* **SHORT TASK**
Your answer should be a single number: the count of lines that hold the word "xlabel".

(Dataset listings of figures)

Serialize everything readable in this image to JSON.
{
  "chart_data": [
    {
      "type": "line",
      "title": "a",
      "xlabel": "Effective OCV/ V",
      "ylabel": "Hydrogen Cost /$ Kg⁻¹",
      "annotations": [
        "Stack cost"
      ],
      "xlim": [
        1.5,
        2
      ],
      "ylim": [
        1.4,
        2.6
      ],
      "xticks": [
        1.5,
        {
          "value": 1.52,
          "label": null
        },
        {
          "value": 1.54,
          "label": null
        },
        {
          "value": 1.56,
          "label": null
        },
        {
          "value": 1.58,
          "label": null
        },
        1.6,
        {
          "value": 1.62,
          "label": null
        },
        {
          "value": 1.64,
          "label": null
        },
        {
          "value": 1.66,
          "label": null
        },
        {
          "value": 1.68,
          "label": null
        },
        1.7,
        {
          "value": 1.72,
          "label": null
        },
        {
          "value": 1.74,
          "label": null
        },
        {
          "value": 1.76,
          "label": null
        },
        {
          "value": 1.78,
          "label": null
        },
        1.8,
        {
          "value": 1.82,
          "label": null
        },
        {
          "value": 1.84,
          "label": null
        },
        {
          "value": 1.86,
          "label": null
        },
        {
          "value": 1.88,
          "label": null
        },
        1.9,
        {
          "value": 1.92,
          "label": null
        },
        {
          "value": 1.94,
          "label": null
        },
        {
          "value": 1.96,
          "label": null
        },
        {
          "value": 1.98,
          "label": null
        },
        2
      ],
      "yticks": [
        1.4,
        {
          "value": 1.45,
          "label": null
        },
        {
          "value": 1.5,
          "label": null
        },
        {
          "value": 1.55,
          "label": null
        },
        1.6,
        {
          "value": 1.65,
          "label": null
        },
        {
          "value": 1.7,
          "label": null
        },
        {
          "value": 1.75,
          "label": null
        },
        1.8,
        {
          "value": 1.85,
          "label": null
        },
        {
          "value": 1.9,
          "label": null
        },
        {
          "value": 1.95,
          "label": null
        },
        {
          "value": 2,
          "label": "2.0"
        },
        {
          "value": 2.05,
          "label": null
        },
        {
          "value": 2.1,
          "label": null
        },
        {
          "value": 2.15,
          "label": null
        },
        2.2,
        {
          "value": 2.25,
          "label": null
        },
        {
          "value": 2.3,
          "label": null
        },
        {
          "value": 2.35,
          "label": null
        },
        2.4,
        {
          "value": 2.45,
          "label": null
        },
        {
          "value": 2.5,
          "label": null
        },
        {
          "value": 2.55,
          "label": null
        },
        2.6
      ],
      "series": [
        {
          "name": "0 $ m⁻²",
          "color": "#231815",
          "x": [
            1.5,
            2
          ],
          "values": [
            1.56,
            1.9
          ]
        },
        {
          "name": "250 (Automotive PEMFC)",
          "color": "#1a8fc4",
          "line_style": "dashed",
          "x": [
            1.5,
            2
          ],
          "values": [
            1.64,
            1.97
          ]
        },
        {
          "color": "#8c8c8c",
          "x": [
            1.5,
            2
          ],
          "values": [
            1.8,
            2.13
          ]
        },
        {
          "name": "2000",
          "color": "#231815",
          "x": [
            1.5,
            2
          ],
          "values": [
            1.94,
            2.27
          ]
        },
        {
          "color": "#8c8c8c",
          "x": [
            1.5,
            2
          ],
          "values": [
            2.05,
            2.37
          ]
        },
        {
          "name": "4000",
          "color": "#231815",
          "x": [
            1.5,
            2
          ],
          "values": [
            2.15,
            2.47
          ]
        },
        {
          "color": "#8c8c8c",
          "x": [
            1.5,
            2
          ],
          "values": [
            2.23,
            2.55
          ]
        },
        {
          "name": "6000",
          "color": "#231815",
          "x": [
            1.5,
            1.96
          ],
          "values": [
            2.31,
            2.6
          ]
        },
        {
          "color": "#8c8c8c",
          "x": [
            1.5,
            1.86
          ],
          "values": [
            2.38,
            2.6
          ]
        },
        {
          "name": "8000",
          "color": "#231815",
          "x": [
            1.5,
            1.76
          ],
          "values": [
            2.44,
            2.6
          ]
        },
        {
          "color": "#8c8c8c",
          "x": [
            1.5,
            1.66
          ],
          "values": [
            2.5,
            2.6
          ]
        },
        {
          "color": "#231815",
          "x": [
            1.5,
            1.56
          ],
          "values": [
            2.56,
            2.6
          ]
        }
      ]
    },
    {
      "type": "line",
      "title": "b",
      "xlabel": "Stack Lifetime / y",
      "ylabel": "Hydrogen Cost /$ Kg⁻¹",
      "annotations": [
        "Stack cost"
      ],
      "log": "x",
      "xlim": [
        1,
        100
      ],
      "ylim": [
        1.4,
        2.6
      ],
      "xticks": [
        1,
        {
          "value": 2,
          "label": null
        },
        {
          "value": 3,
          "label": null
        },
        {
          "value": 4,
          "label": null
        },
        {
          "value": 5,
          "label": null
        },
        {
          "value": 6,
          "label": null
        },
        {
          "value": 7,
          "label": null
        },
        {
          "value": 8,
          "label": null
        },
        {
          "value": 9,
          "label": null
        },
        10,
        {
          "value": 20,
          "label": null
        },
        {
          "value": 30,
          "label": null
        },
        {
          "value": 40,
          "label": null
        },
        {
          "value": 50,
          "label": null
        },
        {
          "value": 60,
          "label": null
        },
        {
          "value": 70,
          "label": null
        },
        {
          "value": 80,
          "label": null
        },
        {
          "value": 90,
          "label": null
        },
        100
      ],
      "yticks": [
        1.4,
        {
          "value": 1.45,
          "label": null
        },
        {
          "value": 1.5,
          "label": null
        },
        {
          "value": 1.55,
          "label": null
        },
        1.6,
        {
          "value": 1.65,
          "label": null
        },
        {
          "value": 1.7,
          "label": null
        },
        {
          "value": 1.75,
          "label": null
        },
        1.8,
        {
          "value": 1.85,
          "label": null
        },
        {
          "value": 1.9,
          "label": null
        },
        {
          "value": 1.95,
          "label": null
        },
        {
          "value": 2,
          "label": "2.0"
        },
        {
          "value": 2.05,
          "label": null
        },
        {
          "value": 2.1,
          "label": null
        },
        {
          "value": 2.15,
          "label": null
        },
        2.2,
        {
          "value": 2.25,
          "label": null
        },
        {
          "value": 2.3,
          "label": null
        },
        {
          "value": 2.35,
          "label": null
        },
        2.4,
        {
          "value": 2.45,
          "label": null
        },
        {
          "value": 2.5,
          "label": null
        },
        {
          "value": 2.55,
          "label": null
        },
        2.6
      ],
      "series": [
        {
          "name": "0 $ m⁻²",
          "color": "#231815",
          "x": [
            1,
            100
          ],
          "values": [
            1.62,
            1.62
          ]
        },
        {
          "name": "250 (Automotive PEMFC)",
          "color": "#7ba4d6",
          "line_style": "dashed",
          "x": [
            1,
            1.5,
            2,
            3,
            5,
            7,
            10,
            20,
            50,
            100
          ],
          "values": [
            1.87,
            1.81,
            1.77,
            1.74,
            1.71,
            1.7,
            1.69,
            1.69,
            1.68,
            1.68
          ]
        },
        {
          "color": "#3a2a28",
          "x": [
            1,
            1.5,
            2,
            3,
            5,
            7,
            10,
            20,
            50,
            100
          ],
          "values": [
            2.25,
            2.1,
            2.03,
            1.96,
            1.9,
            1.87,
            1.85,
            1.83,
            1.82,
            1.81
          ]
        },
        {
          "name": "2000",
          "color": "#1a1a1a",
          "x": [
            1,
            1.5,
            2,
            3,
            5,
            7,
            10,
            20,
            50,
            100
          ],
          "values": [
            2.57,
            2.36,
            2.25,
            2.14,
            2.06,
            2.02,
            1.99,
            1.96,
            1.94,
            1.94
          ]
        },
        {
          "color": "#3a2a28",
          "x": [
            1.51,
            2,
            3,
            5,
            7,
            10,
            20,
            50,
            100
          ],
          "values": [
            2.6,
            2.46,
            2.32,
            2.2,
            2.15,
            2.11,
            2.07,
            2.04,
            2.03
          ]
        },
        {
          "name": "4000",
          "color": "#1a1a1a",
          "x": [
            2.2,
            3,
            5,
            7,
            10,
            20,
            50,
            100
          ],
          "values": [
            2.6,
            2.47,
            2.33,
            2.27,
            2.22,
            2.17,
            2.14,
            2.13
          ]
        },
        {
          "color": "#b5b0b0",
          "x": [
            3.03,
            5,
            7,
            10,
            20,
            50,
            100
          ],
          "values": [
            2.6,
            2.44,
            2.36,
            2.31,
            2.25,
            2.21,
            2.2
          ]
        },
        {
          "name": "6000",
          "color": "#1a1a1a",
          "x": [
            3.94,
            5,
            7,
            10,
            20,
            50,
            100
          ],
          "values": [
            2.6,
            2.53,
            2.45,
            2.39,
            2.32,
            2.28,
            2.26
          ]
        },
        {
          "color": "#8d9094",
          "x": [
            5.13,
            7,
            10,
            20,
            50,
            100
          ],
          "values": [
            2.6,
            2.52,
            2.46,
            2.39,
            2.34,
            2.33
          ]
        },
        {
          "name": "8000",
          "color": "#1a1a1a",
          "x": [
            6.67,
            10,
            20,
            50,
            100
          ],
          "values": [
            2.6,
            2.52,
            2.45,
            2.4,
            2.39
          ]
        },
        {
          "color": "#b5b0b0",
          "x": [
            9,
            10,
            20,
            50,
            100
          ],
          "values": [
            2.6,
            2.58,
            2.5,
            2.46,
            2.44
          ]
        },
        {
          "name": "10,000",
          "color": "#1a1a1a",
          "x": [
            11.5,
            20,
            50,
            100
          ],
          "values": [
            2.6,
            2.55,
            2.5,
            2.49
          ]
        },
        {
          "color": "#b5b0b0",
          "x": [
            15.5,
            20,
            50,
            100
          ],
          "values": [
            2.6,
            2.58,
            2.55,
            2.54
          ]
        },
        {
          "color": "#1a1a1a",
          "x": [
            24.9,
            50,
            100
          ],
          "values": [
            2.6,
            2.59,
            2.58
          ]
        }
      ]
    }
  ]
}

* **REPLY TO THE EXERCISE**
2